## Goal of the exercise
Comb through the entries for "JSON" and pull out each line that holds it.

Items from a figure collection
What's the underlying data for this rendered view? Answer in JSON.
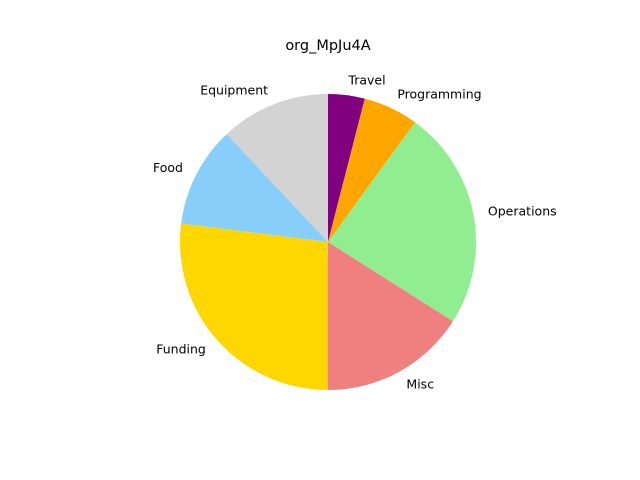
{
  "chart_data": {
    "type": "pie",
    "title": "org_MpJu4A",
    "start_angle_deg": 90,
    "direction": "clockwise",
    "slices": [
      {
        "label": "Travel",
        "value": 4,
        "color": "#800080"
      },
      {
        "label": "Programming",
        "value": 6,
        "color": "#FFA500"
      },
      {
        "label": "Operations",
        "value": 24,
        "color": "#90EE90"
      },
      {
        "label": "Misc",
        "value": 16,
        "color": "#F08080"
      },
      {
        "label": "Funding",
        "value": 27,
        "color": "#FFD700"
      },
      {
        "label": "Food",
        "value": 11,
        "color": "#87CEFA"
      },
      {
        "label": "Equipment",
        "value": 12,
        "color": "#D3D3D3"
      }
    ]
  }
}
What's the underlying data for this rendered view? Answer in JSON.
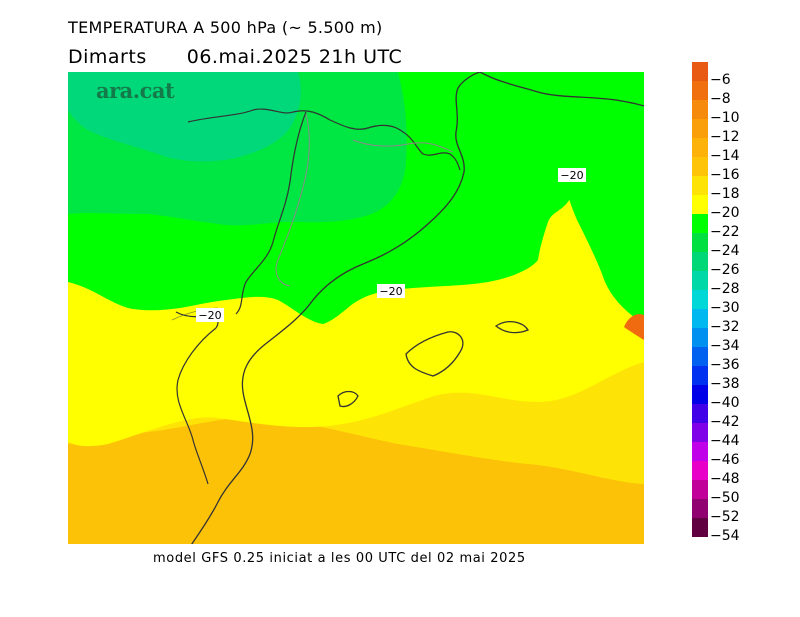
{
  "header": {
    "title": "TEMPERATURA A 500 hPa (~ 5.500 m)",
    "day": "Dimarts",
    "datetime": "06.mai.2025 21h UTC"
  },
  "logo": "ara.cat",
  "footer": "model GFS 0.25 iniciat a les 00 UTC del 02 mai 2025",
  "contour_labels": [
    "-20",
    "-20",
    "-20"
  ],
  "legend": {
    "labels": [
      "-6",
      "-8",
      "-10",
      "-12",
      "-14",
      "-16",
      "-18",
      "-20",
      "-22",
      "-24",
      "-26",
      "-28",
      "-30",
      "-32",
      "-34",
      "-36",
      "-38",
      "-40",
      "-42",
      "-44",
      "-46",
      "-48",
      "-50",
      "-52",
      "-54"
    ],
    "colors": [
      "#e85a12",
      "#f07010",
      "#f68a0c",
      "#fa9e0a",
      "#fcb208",
      "#fec408",
      "#fee406",
      "#ffff00",
      "#00ff00",
      "#00e040",
      "#00d878",
      "#00d8a8",
      "#00d8d8",
      "#00b8f0",
      "#0090f0",
      "#0060f0",
      "#0030f0",
      "#0000e8",
      "#4000e8",
      "#8000e8",
      "#c000e8",
      "#e800c8",
      "#c00098",
      "#900070",
      "#600040"
    ]
  },
  "fields": {
    "colors": {
      "orange": "#fcc208",
      "gold": "#fee406",
      "yellow": "#ffff00",
      "green": "#00ff00",
      "green_dark": "#00e642",
      "teal": "#00d87a",
      "orange_red": "#f06a10"
    }
  }
}
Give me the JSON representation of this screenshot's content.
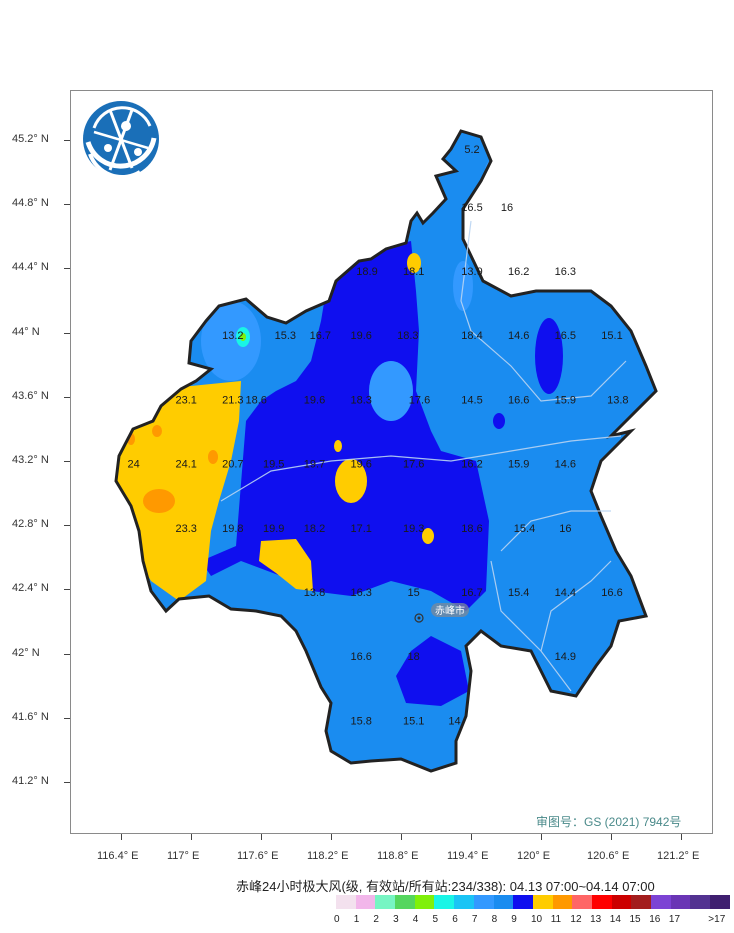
{
  "map": {
    "title": "赤峰24小时极大风(级, 有效站/所有站:234/338): 04.13 07:00~04.14 07:00",
    "approval_number": "审图号：GS (2021) 7942号",
    "city_label": "赤峰市",
    "lat_labels": [
      "45.2° N",
      "44.8° N",
      "44.4° N",
      "44° N",
      "43.6° N",
      "43.2° N",
      "42.8° N",
      "42.4° N",
      "42° N",
      "41.6° N",
      "41.2° N"
    ],
    "lon_labels": [
      "116.4° E",
      "117° E",
      "117.6° E",
      "118.2° E",
      "118.8° E",
      "119.4° E",
      "120° E",
      "120.6° E",
      "121.2° E"
    ],
    "legend": [
      {
        "label": "0",
        "color": "#f3e1ee"
      },
      {
        "label": "1",
        "color": "#f2b6ea"
      },
      {
        "label": "2",
        "color": "#77f5c3"
      },
      {
        "label": "3",
        "color": "#55d65f"
      },
      {
        "label": "4",
        "color": "#80f00a"
      },
      {
        "label": "5",
        "color": "#19f5e6"
      },
      {
        "label": "6",
        "color": "#1ac4f5"
      },
      {
        "label": "7",
        "color": "#3399ff"
      },
      {
        "label": "8",
        "color": "#1a8cf0"
      },
      {
        "label": "9",
        "color": "#0f0fef"
      },
      {
        "label": "10",
        "color": "#ffcc00"
      },
      {
        "label": "11",
        "color": "#ff9900"
      },
      {
        "label": "12",
        "color": "#ff6666"
      },
      {
        "label": "13",
        "color": "#ff0000"
      },
      {
        "label": "14",
        "color": "#cc0000"
      },
      {
        "label": "15",
        "color": "#a31d1d"
      },
      {
        "label": "16",
        "color": "#7c43d4"
      },
      {
        "label": "17",
        "color": "#6a35b5"
      },
      {
        "label": "",
        "color": "#533291"
      },
      {
        "label": ">17",
        "color": "#3f1f70"
      }
    ],
    "stations": [
      {
        "v": "5.2",
        "lon": 119.4,
        "lat": 45.15
      },
      {
        "v": "16.5",
        "lon": 119.4,
        "lat": 44.79
      },
      {
        "v": "16",
        "lon": 119.7,
        "lat": 44.79
      },
      {
        "v": "18.9",
        "lon": 118.5,
        "lat": 44.39
      },
      {
        "v": "18.1",
        "lon": 118.9,
        "lat": 44.39
      },
      {
        "v": "13.9",
        "lon": 119.4,
        "lat": 44.39
      },
      {
        "v": "16.2",
        "lon": 119.8,
        "lat": 44.39
      },
      {
        "v": "16.3",
        "lon": 120.2,
        "lat": 44.39
      },
      {
        "v": "13.2",
        "lon": 117.35,
        "lat": 43.99
      },
      {
        "v": "15.3",
        "lon": 117.8,
        "lat": 43.99
      },
      {
        "v": "16.7",
        "lon": 118.1,
        "lat": 43.99
      },
      {
        "v": "19.6",
        "lon": 118.45,
        "lat": 43.99
      },
      {
        "v": "18.3",
        "lon": 118.85,
        "lat": 43.99
      },
      {
        "v": "18.4",
        "lon": 119.4,
        "lat": 43.99
      },
      {
        "v": "14.6",
        "lon": 119.8,
        "lat": 43.99
      },
      {
        "v": "16.5",
        "lon": 120.2,
        "lat": 43.99
      },
      {
        "v": "15.1",
        "lon": 120.6,
        "lat": 43.99
      },
      {
        "v": "23.1",
        "lon": 116.95,
        "lat": 43.59
      },
      {
        "v": "21.3",
        "lon": 117.35,
        "lat": 43.59
      },
      {
        "v": "18.6",
        "lon": 117.55,
        "lat": 43.59
      },
      {
        "v": "19.6",
        "lon": 118.05,
        "lat": 43.59
      },
      {
        "v": "18.3",
        "lon": 118.45,
        "lat": 43.59
      },
      {
        "v": "17.6",
        "lon": 118.95,
        "lat": 43.59
      },
      {
        "v": "14.5",
        "lon": 119.4,
        "lat": 43.59
      },
      {
        "v": "16.6",
        "lon": 119.8,
        "lat": 43.59
      },
      {
        "v": "15.9",
        "lon": 120.2,
        "lat": 43.59
      },
      {
        "v": "13.8",
        "lon": 120.65,
        "lat": 43.59
      },
      {
        "v": "24",
        "lon": 116.5,
        "lat": 43.19
      },
      {
        "v": "24.1",
        "lon": 116.95,
        "lat": 43.19
      },
      {
        "v": "20.7",
        "lon": 117.35,
        "lat": 43.19
      },
      {
        "v": "19.5",
        "lon": 117.7,
        "lat": 43.19
      },
      {
        "v": "19.7",
        "lon": 118.05,
        "lat": 43.19
      },
      {
        "v": "19.6",
        "lon": 118.45,
        "lat": 43.19
      },
      {
        "v": "17.6",
        "lon": 118.9,
        "lat": 43.19
      },
      {
        "v": "16.2",
        "lon": 119.4,
        "lat": 43.19
      },
      {
        "v": "15.9",
        "lon": 119.8,
        "lat": 43.19
      },
      {
        "v": "14.6",
        "lon": 120.2,
        "lat": 43.19
      },
      {
        "v": "23.3",
        "lon": 116.95,
        "lat": 42.79
      },
      {
        "v": "19.8",
        "lon": 117.35,
        "lat": 42.79
      },
      {
        "v": "19.9",
        "lon": 117.7,
        "lat": 42.79
      },
      {
        "v": "18.2",
        "lon": 118.05,
        "lat": 42.79
      },
      {
        "v": "17.1",
        "lon": 118.45,
        "lat": 42.79
      },
      {
        "v": "19.3",
        "lon": 118.9,
        "lat": 42.79
      },
      {
        "v": "18.6",
        "lon": 119.4,
        "lat": 42.79
      },
      {
        "v": "15.4",
        "lon": 119.85,
        "lat": 42.79
      },
      {
        "v": "16",
        "lon": 120.2,
        "lat": 42.79
      },
      {
        "v": "13.8",
        "lon": 118.05,
        "lat": 42.39
      },
      {
        "v": "16.3",
        "lon": 118.45,
        "lat": 42.39
      },
      {
        "v": "15",
        "lon": 118.9,
        "lat": 42.39
      },
      {
        "v": "16.7",
        "lon": 119.4,
        "lat": 42.39
      },
      {
        "v": "15.4",
        "lon": 119.8,
        "lat": 42.39
      },
      {
        "v": "14.4",
        "lon": 120.2,
        "lat": 42.39
      },
      {
        "v": "16.6",
        "lon": 120.6,
        "lat": 42.39
      },
      {
        "v": "16.6",
        "lon": 118.45,
        "lat": 41.99
      },
      {
        "v": "18",
        "lon": 118.9,
        "lat": 41.99
      },
      {
        "v": "14.9",
        "lon": 120.2,
        "lat": 41.99
      },
      {
        "v": "15.8",
        "lon": 118.45,
        "lat": 41.59
      },
      {
        "v": "15.1",
        "lon": 118.9,
        "lat": 41.59
      },
      {
        "v": "14",
        "lon": 119.25,
        "lat": 41.59
      }
    ]
  }
}
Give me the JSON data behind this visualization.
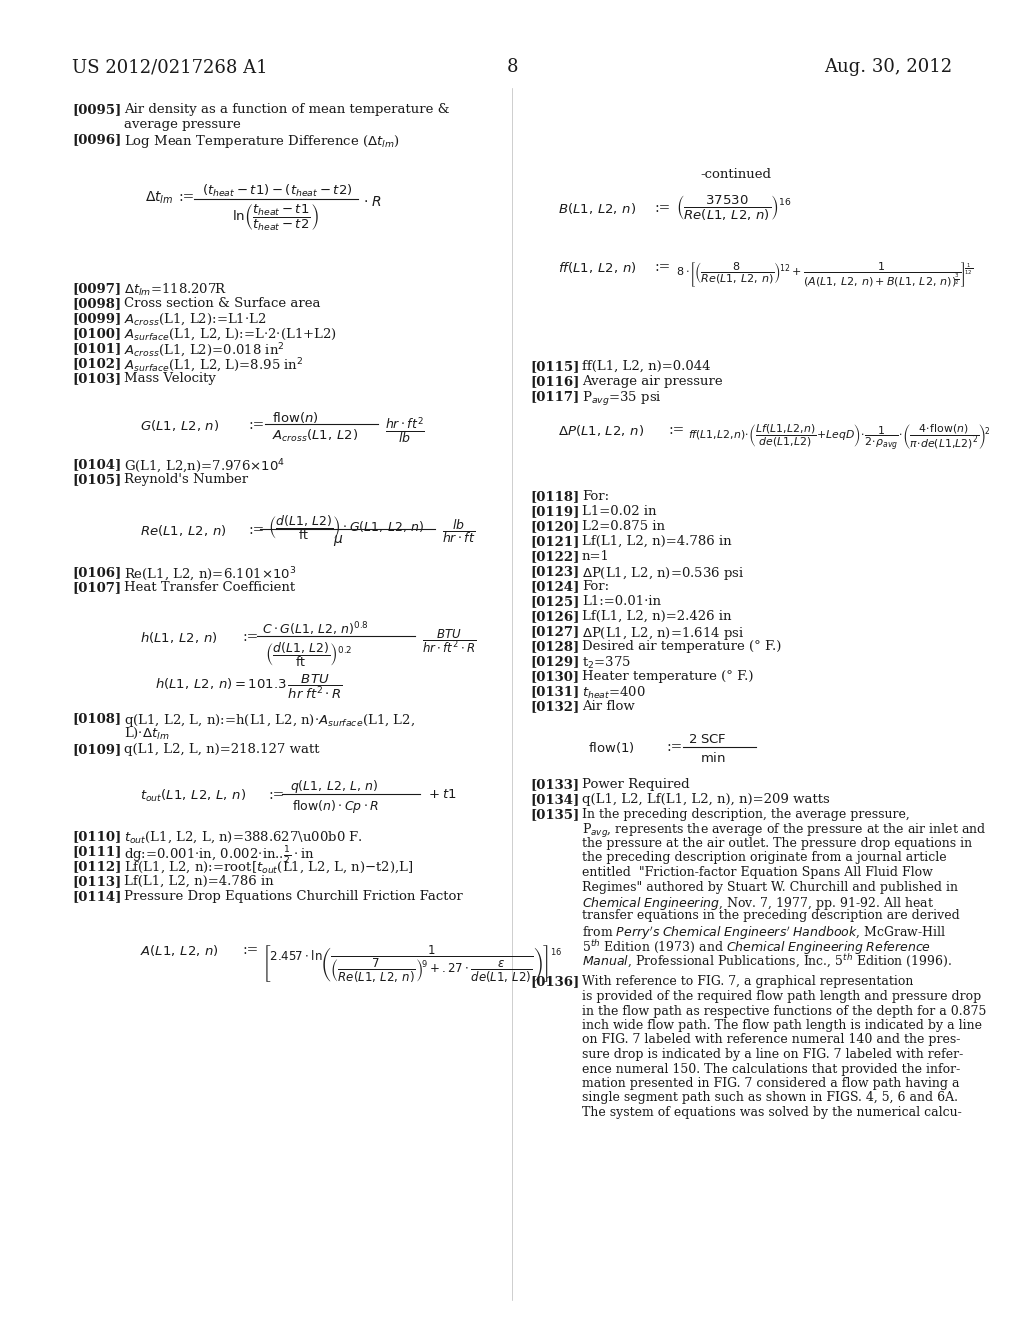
{
  "bg_color": "#ffffff",
  "text_color": "#1a1a1a",
  "header_left": "US 2012/0217268 A1",
  "header_right": "Aug. 30, 2012",
  "page_number": "8",
  "figsize": [
    10.24,
    13.2
  ],
  "dpi": 100
}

## Right answer
What's the underlying data for this rendered view? Answer in JSON.
What's the underlying data for this rendered view? Answer in JSON.
Give me the JSON representation of this screenshot's content.
Give me the JSON data behind this visualization.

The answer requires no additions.